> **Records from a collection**
________________________________________

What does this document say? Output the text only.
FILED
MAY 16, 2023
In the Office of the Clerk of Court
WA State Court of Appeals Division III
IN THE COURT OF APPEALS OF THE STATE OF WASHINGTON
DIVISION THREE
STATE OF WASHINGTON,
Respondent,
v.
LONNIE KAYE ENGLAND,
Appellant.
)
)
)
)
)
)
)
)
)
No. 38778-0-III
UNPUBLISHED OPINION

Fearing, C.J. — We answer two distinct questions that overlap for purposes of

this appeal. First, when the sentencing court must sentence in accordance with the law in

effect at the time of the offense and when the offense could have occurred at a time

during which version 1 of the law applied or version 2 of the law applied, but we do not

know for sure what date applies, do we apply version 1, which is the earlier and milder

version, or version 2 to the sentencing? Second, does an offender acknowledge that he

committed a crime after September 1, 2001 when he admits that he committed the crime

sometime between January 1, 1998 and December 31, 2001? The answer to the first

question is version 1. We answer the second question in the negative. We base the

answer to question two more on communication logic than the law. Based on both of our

________________________________________

Work out how many lines of the listing above include "this". Answer with the number and nothing more.

2